- WRITTEN EXERCISE -
Tally the lines containing "Инфляция" and report the number alone.

- TASK INPUT -
--

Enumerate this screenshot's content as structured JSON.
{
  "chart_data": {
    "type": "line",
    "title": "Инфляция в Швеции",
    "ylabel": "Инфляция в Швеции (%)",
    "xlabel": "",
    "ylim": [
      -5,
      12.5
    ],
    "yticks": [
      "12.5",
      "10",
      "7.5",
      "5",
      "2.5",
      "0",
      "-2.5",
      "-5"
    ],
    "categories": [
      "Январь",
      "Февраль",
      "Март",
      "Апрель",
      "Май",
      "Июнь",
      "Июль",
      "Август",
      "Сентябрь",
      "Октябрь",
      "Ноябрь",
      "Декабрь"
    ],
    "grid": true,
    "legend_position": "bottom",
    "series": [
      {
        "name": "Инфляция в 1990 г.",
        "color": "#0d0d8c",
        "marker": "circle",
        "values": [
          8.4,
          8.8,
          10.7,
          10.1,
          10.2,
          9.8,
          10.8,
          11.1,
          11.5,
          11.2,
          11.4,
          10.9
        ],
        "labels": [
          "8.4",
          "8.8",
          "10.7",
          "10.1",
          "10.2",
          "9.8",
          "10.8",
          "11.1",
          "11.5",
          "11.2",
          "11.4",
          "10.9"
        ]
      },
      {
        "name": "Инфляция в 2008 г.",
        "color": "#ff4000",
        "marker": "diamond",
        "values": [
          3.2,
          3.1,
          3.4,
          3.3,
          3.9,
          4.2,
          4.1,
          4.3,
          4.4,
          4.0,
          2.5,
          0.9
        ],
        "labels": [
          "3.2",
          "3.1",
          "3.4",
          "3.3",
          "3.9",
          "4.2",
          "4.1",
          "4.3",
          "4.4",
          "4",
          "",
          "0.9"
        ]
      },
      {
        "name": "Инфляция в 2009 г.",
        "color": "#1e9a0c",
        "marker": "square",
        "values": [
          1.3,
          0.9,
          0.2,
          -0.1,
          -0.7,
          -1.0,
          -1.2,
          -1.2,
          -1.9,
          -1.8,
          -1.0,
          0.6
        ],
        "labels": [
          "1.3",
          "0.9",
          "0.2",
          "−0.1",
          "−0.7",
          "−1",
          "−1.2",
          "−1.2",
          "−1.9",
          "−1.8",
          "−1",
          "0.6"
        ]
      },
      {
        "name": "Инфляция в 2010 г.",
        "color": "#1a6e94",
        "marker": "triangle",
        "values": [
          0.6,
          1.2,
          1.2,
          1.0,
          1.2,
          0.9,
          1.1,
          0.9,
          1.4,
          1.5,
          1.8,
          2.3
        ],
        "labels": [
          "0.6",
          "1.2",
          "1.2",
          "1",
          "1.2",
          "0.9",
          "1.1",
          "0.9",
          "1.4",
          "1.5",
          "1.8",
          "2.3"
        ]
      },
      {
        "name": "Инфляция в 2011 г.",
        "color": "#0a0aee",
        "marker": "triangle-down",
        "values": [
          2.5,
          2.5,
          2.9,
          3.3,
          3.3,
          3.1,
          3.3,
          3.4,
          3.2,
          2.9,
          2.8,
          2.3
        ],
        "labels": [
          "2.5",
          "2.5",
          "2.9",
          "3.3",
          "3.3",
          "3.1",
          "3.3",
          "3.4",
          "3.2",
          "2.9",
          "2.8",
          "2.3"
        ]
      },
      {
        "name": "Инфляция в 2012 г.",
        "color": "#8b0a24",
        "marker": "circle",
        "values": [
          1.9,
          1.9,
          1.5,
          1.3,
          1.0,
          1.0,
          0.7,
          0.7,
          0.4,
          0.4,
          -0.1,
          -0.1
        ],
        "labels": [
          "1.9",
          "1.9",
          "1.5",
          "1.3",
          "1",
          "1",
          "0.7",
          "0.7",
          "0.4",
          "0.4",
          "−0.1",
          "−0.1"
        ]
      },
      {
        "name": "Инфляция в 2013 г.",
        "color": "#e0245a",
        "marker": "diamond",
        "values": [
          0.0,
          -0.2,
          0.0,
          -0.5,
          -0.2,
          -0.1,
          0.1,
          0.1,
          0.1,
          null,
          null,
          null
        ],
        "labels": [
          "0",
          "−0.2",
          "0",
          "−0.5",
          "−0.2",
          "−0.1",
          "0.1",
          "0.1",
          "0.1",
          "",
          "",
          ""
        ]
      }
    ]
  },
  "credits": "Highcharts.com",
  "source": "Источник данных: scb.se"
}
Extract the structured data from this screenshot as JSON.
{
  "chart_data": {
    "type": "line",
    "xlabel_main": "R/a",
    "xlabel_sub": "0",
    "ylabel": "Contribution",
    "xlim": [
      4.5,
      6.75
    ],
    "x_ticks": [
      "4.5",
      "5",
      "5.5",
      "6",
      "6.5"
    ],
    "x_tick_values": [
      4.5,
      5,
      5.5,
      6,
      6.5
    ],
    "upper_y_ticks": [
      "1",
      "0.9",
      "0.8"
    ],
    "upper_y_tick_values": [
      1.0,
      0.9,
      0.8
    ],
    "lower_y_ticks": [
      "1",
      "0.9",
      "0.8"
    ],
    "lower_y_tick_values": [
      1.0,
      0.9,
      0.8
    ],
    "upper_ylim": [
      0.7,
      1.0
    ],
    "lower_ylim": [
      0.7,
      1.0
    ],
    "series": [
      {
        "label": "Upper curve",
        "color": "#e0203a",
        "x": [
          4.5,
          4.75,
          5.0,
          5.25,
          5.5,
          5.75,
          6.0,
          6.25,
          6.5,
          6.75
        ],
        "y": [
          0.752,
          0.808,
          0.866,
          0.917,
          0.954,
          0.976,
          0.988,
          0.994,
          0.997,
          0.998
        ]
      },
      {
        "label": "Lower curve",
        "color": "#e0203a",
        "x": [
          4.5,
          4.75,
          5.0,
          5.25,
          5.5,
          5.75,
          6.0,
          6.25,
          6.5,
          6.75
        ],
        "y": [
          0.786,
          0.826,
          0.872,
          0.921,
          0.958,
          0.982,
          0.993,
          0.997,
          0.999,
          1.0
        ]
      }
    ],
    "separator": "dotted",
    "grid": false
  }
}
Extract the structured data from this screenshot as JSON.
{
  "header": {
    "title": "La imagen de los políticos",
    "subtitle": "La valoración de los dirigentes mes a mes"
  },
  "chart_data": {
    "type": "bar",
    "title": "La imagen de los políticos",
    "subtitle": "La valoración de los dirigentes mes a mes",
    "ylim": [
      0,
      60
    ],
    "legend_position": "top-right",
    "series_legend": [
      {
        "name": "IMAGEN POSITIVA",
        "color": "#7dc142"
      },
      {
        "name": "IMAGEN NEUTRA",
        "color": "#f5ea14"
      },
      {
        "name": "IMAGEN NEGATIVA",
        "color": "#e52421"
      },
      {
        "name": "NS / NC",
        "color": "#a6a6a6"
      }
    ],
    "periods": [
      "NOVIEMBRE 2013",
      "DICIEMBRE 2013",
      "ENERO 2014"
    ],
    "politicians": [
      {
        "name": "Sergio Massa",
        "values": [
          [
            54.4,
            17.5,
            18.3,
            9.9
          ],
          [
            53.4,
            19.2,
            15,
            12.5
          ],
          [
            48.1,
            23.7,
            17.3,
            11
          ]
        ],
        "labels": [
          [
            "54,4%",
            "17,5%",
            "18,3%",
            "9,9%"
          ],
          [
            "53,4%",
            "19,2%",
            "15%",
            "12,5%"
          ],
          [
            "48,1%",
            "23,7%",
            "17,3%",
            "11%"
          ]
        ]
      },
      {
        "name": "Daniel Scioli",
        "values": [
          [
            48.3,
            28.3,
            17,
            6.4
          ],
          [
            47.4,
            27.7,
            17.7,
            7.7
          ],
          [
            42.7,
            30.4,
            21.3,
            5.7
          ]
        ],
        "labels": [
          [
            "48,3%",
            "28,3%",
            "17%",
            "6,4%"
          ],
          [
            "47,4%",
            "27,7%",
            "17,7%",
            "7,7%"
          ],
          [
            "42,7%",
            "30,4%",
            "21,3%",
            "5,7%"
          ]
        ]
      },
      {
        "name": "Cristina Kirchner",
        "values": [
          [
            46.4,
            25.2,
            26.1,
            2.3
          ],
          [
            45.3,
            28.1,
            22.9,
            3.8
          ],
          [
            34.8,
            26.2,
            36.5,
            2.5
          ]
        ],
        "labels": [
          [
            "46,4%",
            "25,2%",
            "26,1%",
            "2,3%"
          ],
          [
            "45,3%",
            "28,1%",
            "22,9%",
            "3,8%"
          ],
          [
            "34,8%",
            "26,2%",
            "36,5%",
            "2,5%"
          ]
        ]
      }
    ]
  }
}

--

- EXERCISE ANSWER -
9